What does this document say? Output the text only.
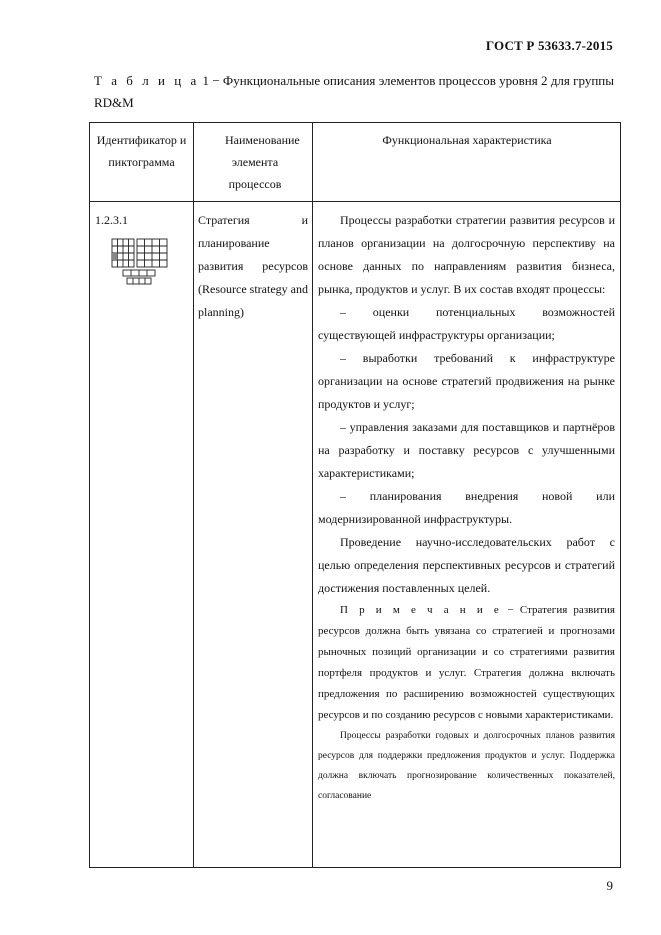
ГОСТ Р 53633.7-2015
Т а б л и ц а 1 − Функциональные описания элементов процессов уровня 2 для группы RD&M
Идентификатор и пиктограмма
Наименование элемента процессов
Функциональная характеристика
1.2.3.1	Стратегия и планирование развития ресурсов (Resource strategy and planning)

Процессы разработки стратегии развития ресурсов и планов организации на долгосрочную перспективу на основе данных по направлениям развития бизнеса, рынка, продуктов и услуг. В их состав входят процессы:

– оценки потенциальных возможностей существующей инфраструктуры организации;

– выработки требований к инфраструктуре организации на основе стратегий продвижения на рынке продуктов и услуг;

– управления заказами для поставщиков и партнёров на разработку и поставку ресурсов с улучшенными характеристиками;

– планирования внедрения новой или модернизированной инфраструктуры.

Проведение научно-исследовательских работ с целью определения перспективных ресурсов и стратегий достижения поставленных целей.

П р и м е ч а н и е − Стратегия развития ресурсов должна быть увязана со стратегией и прогнозами рыночных позиций организации и со стратегиями развития портфеля продуктов и услуг. Стратегия должна включать предложения по расширению возможностей существующих ресурсов и по созданию ресурсов с новыми характеристиками.

Процессы разработки годовых и долгосрочных планов развития ресурсов для поддержки предложения продуктов и услуг. Поддержка должна включать прогнозирование количественных показателей, согласование

9
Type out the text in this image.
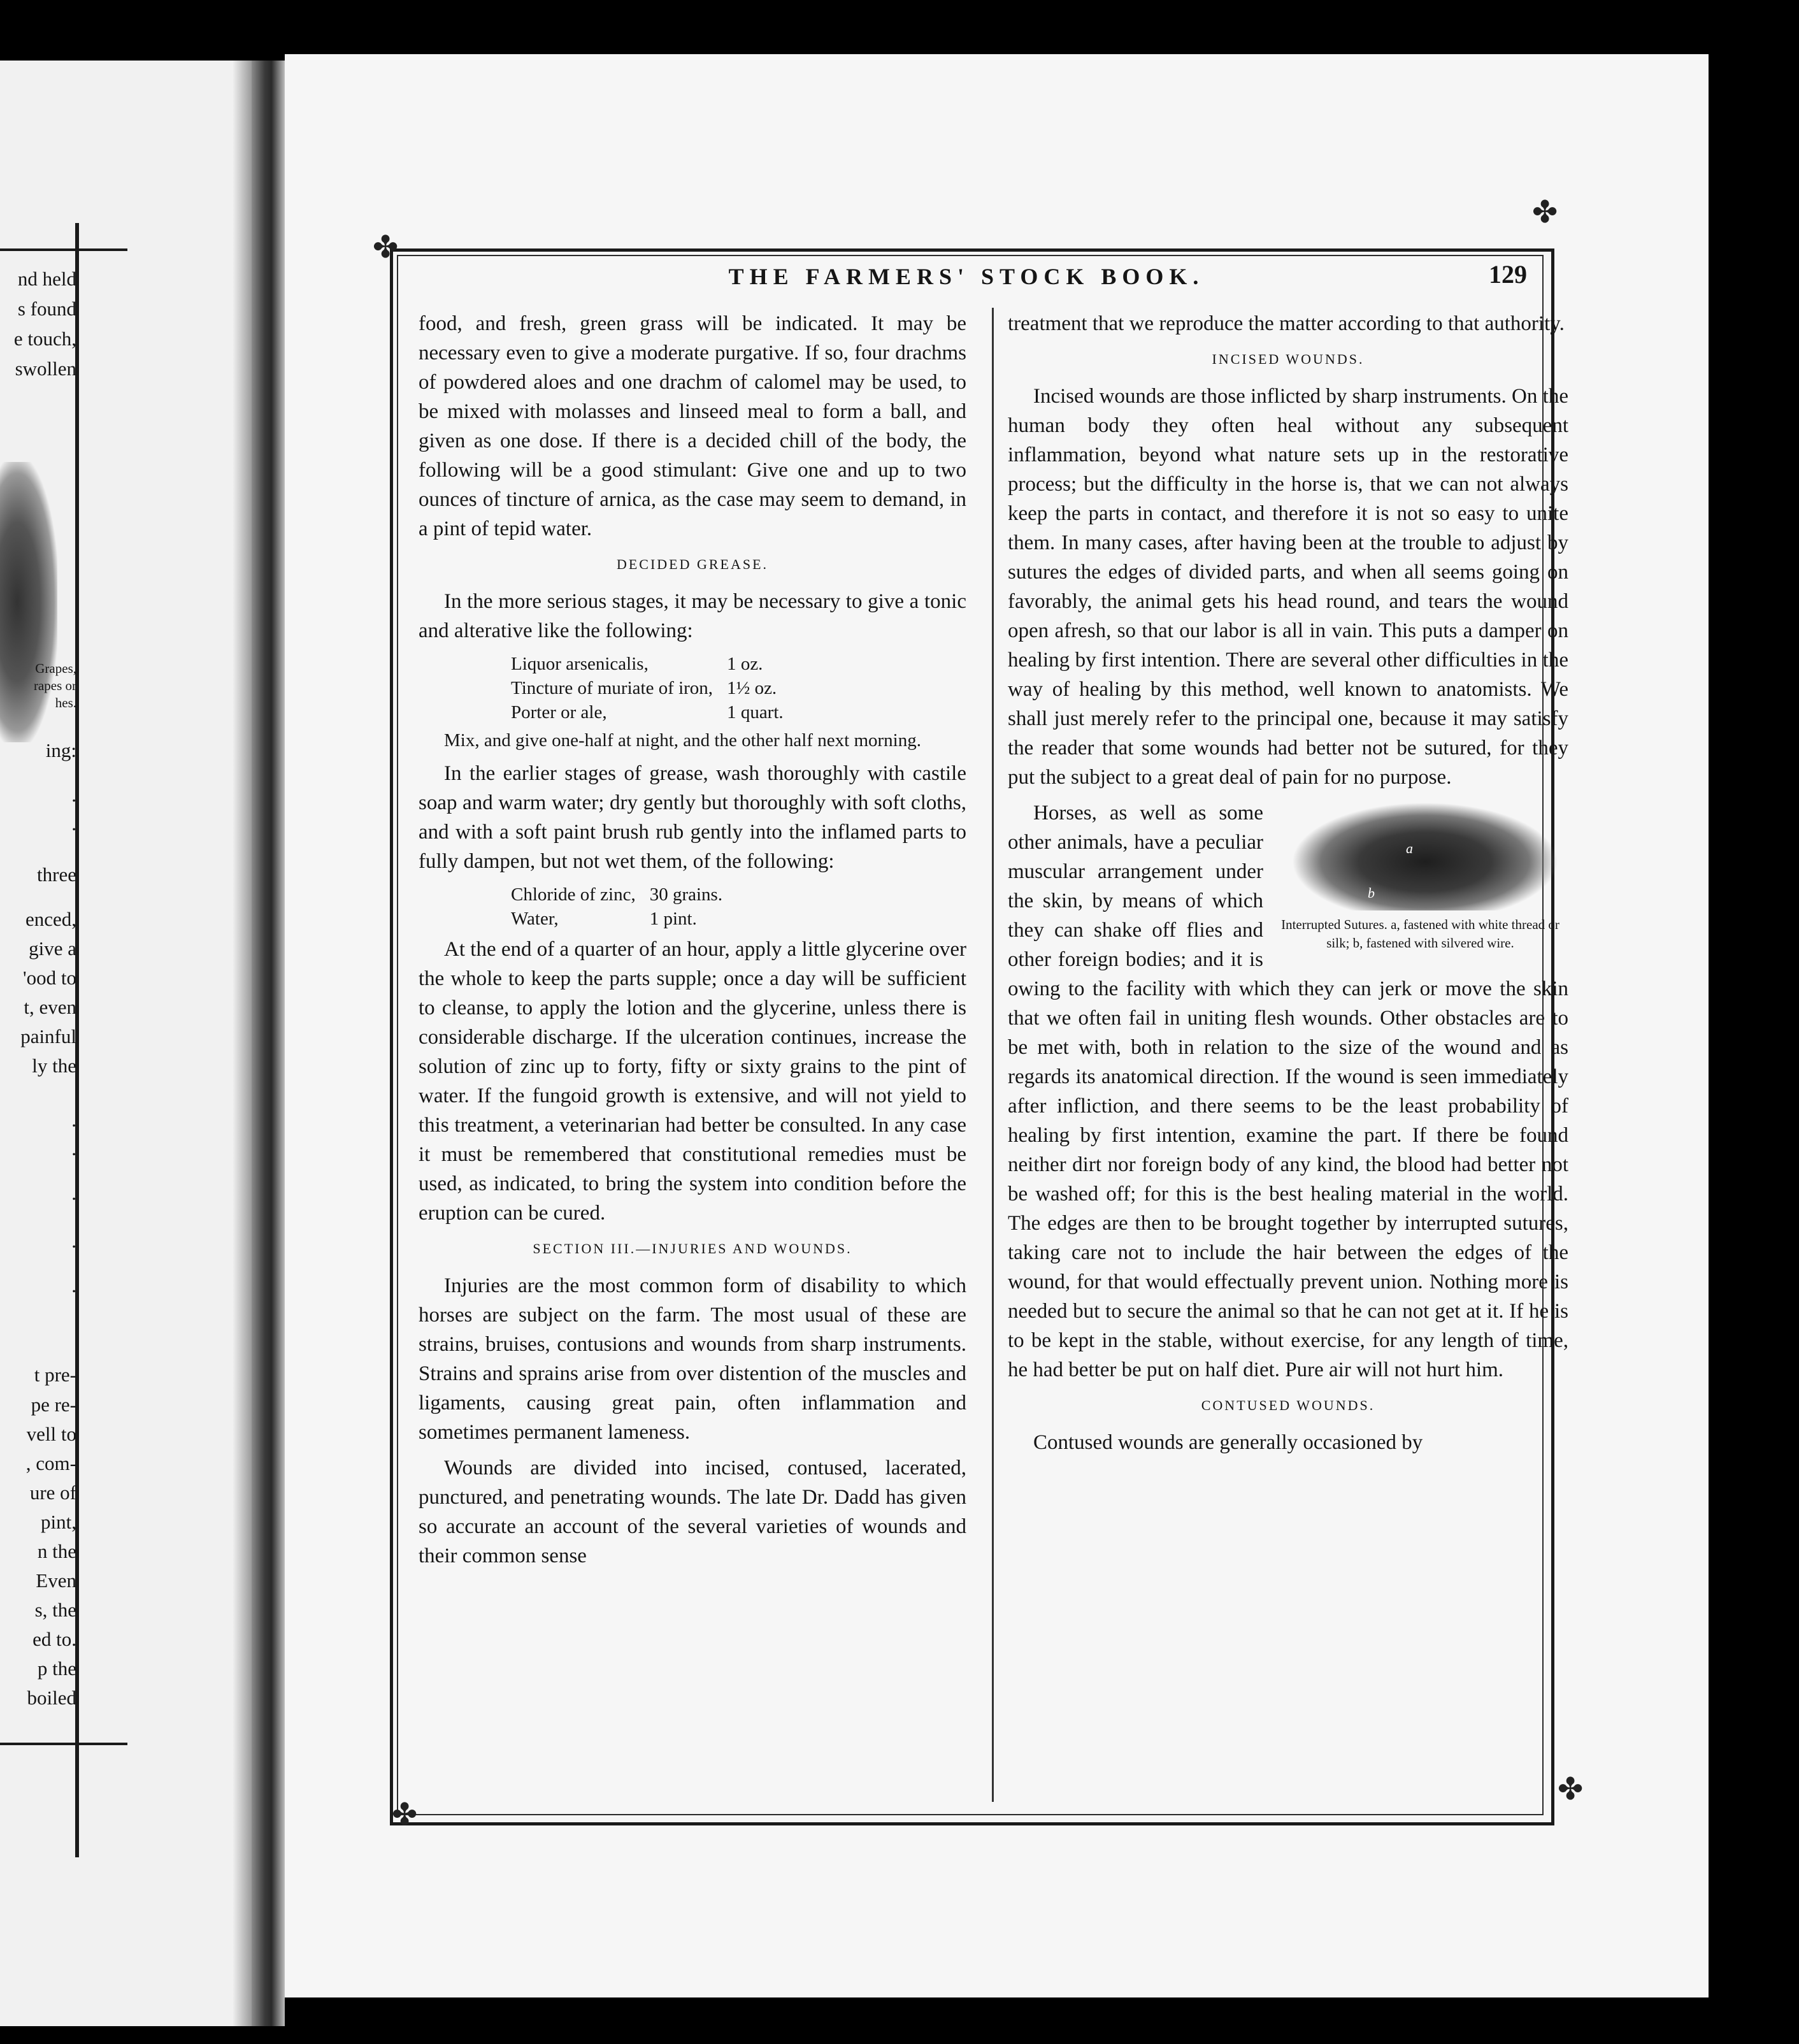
nd held
s found
e touch,
swollen
ing:
.
.
three
enced,
give a
'ood to
t, even
painful
ly the
.
.
.
.
.
t pre-
pe re-
vell to
, com-
ure of
pint,
n the
Even
s, the
ed to.
p the
boiled
Grapes,
rapes or
hes.
✤
✤
✤
✤
THE FARMERS' STOCK BOOK.	129

food, and fresh, green grass will be indicated. It may be necessary even to give a moderate purgative. If so, four drachms of powdered aloes and one drachm of calomel may be used, to be mixed with molasses and linseed meal to form a ball, and given as one dose. If there is a decided chill of the body, the following will be a good stimulant: Give one and up to two ounces of tincture of arnica, as the case may seem to demand, in a pint of tepid water.

DECIDED GREASE.

In the more serious stages, it may be necessary to give a tonic and alterative like the following:

Liquor arsenicalis,	1 oz.
Tincture of muriate of iron,	1½ oz.
Porter or ale,	1 quart.

Mix, and give one-half at night, and the other half next morning.

In the earlier stages of grease, wash thoroughly with castile soap and warm water; dry gently but thoroughly with soft cloths, and with a soft paint brush rub gently into the inflamed parts to fully dampen, but not wet them, of the following:

Chloride of zinc,	30 grains.
Water,	1 pint.

At the end of a quarter of an hour, apply a little glycerine over the whole to keep the parts supple; once a day will be sufficient to cleanse, to apply the lotion and the glycerine, unless there is considerable discharge. If the ulceration continues, increase the solution of zinc up to forty, fifty or sixty grains to the pint of water. If the fungoid growth is extensive, and will not yield to this treatment, a veterinarian had better be consulted. In any case it must be remembered that constitutional remedies must be used, as indicated, to bring the system into condition before the eruption can be cured.

SECTION III.—INJURIES AND WOUNDS.

Injuries are the most common form of disability to which horses are subject on the farm. The most usual of these are strains, bruises, contusions and wounds from sharp instruments. Strains and sprains arise from over distention of the muscles and ligaments, causing great pain, often inflammation and sometimes permanent lameness.

Wounds are divided into incised, contused, lacerated, punctured, and penetrating wounds. The late Dr. Dadd has given so accurate an account of the several varieties of wounds and their common sense

treatment that we reproduce the matter according to that authority.

INCISED WOUNDS.

Incised wounds are those inflicted by sharp instruments. On the human body they often heal without any subsequent inflammation, beyond what nature sets up in the restorative process; but the difficulty in the horse is, that we can not always keep the parts in contact, and therefore it is not so easy to unite them. In many cases, after having been at the trouble to adjust by sutures the edges of divided parts, and when all seems going on favorably, the animal gets his head round, and tears the wound open afresh, so that our labor is all in vain. This puts a damper on healing by first intention. There are several other difficulties in the way of healing by this method, well known to anatomists. We shall just merely refer to the principal one, because it may satisfy the reader that some wounds had better not be sutured, for they put the subject to a great deal of pain for no purpose.

a
b
Interrupted Sutures. a, fastened with white thread or silk; b, fastened with silvered wire.

Horses, as well as some other animals, have a peculiar muscular arrangement under the skin, by means of which they can shake off flies and other foreign bodies; and it is owing to the facility with which they can jerk or move the skin that we often fail in uniting flesh wounds. Other obstacles are to be met with, both in relation to the size of the wound and as regards its anatomical direction. If the wound is seen immediately after infliction, and there seems to be the least probability of healing by first intention, examine the part. If there be found neither dirt nor foreign body of any kind, the blood had better not be washed off; for this is the best healing material in the world. The edges are then to be brought together by interrupted sutures, taking care not to include the hair between the edges of the wound, for that would effectually prevent union. Nothing more is needed but to secure the animal so that he can not get at it. If he is to be kept in the stable, without exercise, for any length of time, he had better be put on half diet. Pure air will not hurt him.

CONTUSED WOUNDS.

Contused wounds are generally occasioned by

○ ○ ○

**WHAT YOU SHOULD DO**. From the listing above, copy every line that includes the word "развития".

**OUTPUT OF THE TASK**.
1.2.3.1	Стратегия и планирование развития ресурсов (Resource strategy and planning)
Процессы разработки стратегии развития ресурсов и планов организации на долгосрочную перспективу на основе данных по направлениям развития бизнеса, рынка, продуктов и услуг. В их состав входят процессы:
П р и м е ч а н и е − Стратегия развития ресурсов должна быть увязана со стратегией и прогнозами рыночных позиций организации и со стратегиями развития портфеля продуктов и услуг. Стратегия должна включать предложения по расширению возможностей существующих ресурсов и по созданию ресурсов с новыми характеристиками.
Процессы разработки годовых и долгосрочных планов развития ресурсов для поддержки предложения продуктов и услуг. Поддержка должна включать прогнозирование количественных показателей, согласование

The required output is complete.